══ Passage provided

Started bright and early with some of the M-word. Yes, it was maths time again. Emily was perfectly happy about it this time round, and spent ages working with our loose change and conquering the art of giving change from a pound. We did this months and months ago, and I thought she had it down pat, but then a few weeks ago she claimed not to know where to start. Today, we started with simple amounts like round tens until she was eventually confident with random amounts like 37p and 62p. Not a problem in the slightest.
I think part of the problem with maths though is that Emily often can't see that it's relevant to her at the moment. Yes, yes, I know, we all use maths of some sort every day, so they say, but, well, a six year old doesn't. Not really. Not the adding up, subtracting, times tables bit. Sure she measures ingredients...but weighing and measuring have never been a problem. She has a use for telling the time, and again she's pretty good at that. But she doesn't really have a practical, real world use for the arithmetic side of things, unless we're going out somewhere and she can pay for something. So I need to find ways of making maths have a point. Not a pretend 'let's play shops' point, but a real point. Hmmm.
Anyway, maths passed pretty well considering, so we moved onto English. Emily impressed me with her spelling again - you see, she can see the point of spelling. She likes to write, and she writes a lot each day of her own accord, and she understands that if the words are spelt correctly, it's easier for her audience to understand. And she has experience of the frustration caused by not being able to read her own mis-spellings, which was a big prompt too, I think. Then Emily asked to go back to looking at the handwriting books we had when we first started HE. We dug them out, and she chose to spend quite a while revising and practising the various letter joins. Ha - she can see the point of neat, fluid writing too. I'm sensing a pattern here.
This afternoon we got back to our art project, and read about Matisse. Emily spent ages designing and working on a picture using cut outs, as Matisse did in later life when he was too ill to paint. Her resulting "Six Dolphins in the Waves" is quite striking :-) Tomorrow, whilst I'm catching up on deadlines, she and Jon are going to carry on with Matisse and Emily's going to choose a subject to paint in the "fauve" style, with weird colour choices. I think she's really getting something out of this, and it's interesting and enjoyable for us too, which is a plus.
Forgot to blog this about the kittens - on Wednesday morning, both Emily and I independently noticed that their baby blue eyes have gone! Our kitty binks now both have golden eyes. Our babies are growing up already :-)) In a break for retail therapy yesterday, we went to petsathome and bought an enormous crinkly tunnel for them with hanging toys in it and cut away holes. Cost £20 but it IS huge and they DO love it; it's now Juliet's preferred sleeping place. Romeo, meanwhile, has taken to sleeping in the box of printer paper behind the desk. As you do.

════
══ Supplied data

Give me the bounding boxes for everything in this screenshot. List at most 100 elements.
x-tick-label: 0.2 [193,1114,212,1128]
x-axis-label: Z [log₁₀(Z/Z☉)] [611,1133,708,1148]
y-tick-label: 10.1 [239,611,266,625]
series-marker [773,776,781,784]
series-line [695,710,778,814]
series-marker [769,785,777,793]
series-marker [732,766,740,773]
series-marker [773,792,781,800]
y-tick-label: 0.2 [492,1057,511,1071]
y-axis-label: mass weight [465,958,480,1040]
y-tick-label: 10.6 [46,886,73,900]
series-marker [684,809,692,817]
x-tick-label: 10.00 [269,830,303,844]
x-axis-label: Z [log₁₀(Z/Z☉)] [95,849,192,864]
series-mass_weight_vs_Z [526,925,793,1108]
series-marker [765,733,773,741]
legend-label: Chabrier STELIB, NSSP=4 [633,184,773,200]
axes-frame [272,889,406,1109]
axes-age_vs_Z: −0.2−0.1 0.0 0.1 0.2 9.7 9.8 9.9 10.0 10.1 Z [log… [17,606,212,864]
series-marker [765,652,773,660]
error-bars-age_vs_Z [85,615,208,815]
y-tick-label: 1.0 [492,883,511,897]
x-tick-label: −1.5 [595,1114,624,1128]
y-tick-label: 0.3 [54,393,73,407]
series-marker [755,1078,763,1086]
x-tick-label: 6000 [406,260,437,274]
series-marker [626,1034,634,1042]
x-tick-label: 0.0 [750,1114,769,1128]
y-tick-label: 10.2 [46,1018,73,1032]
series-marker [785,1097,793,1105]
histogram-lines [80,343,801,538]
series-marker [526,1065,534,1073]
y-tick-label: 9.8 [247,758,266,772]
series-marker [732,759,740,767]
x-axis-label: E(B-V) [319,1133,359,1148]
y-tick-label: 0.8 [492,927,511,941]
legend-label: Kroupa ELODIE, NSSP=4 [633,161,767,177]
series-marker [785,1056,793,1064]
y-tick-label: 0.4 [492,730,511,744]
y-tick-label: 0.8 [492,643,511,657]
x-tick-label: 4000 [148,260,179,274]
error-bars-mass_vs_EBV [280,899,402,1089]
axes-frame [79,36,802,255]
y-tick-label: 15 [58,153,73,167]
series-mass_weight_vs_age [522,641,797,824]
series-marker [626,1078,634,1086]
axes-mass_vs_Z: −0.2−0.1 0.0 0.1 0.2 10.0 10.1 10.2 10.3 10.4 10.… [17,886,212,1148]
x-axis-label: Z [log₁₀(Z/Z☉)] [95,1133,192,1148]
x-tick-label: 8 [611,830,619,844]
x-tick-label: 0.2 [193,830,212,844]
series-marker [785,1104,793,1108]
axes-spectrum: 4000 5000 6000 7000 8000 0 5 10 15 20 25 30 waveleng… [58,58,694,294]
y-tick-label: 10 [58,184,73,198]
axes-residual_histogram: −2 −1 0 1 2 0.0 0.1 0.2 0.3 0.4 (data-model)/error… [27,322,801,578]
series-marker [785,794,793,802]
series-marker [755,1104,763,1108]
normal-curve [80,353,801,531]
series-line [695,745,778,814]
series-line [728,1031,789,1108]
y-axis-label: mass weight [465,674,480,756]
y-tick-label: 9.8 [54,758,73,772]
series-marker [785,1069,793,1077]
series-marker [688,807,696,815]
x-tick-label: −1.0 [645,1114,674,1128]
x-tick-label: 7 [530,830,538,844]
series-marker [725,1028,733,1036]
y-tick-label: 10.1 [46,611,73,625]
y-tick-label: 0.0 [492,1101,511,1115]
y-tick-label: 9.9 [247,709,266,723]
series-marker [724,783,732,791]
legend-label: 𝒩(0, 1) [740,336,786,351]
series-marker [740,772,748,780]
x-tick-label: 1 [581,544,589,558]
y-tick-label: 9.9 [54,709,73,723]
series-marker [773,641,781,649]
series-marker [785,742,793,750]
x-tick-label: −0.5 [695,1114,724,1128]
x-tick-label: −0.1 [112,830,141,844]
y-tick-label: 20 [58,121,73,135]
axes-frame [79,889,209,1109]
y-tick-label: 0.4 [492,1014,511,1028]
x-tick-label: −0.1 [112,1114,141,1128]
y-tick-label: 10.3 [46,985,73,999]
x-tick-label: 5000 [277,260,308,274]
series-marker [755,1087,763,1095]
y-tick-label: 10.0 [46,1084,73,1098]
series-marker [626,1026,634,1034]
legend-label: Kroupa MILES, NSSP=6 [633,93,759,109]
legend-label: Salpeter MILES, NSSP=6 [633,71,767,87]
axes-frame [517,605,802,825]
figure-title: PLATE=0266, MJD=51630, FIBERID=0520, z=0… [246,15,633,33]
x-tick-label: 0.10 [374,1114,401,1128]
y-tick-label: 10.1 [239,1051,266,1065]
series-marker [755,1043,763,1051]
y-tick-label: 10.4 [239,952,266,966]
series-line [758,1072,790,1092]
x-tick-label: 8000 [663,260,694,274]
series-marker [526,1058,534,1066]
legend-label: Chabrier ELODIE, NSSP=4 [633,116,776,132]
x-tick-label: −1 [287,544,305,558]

════

### [Work item]
Please rewrite the home-education blog post between "I think part" and "real point. Hmmm.", inclusive, with "times tables" changed to "multiplication tables".

### [Answer]
I think part of the problem with maths though is that Emily often can't see that it's relevant to her at the moment. Yes, yes, I know, we all use maths of some sort every day, so they say, but, well, a six year old doesn't. Not really. Not the adding up, subtracting, multiplication tables bit. Sure she measures ingredients...but weighing and measuring have never been a problem. She has a use for telling the time, and again she's pretty good at that. But she doesn't really have a practical, real world use for the arithmetic side of things, unless we're going out somewhere and she can pay for something. So I need to find ways of making maths have a point. Not a pretend 'let's play shops' point, but a real point. Hmmm.